→ **Problem description**:
From the entries below, report how many lines contain the string "الصنف". Give only that number.

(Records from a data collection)
+--

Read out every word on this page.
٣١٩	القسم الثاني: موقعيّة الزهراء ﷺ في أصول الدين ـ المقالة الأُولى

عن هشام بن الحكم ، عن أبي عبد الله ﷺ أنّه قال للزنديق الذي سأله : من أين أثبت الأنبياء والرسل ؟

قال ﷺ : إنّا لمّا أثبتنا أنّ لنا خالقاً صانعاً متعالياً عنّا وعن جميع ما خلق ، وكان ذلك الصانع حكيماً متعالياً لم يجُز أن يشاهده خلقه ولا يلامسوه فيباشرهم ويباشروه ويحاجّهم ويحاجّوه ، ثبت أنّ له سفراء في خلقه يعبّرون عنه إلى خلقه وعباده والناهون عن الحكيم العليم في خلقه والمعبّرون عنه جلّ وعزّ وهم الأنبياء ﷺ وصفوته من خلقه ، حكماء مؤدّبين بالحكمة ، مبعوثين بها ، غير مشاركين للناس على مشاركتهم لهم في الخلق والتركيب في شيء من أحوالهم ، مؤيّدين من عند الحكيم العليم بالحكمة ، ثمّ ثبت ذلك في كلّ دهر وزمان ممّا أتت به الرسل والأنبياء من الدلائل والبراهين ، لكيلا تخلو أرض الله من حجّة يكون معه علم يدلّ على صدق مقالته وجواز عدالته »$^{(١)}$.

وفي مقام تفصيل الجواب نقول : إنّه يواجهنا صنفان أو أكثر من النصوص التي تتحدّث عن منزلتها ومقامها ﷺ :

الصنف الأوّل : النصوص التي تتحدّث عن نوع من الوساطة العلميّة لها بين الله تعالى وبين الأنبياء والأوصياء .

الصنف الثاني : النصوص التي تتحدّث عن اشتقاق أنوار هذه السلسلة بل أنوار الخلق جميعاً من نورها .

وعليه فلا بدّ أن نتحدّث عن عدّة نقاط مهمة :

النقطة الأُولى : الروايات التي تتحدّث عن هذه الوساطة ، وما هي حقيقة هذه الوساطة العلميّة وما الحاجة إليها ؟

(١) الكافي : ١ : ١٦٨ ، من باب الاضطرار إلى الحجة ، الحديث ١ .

+--

→ **Written solution**:
2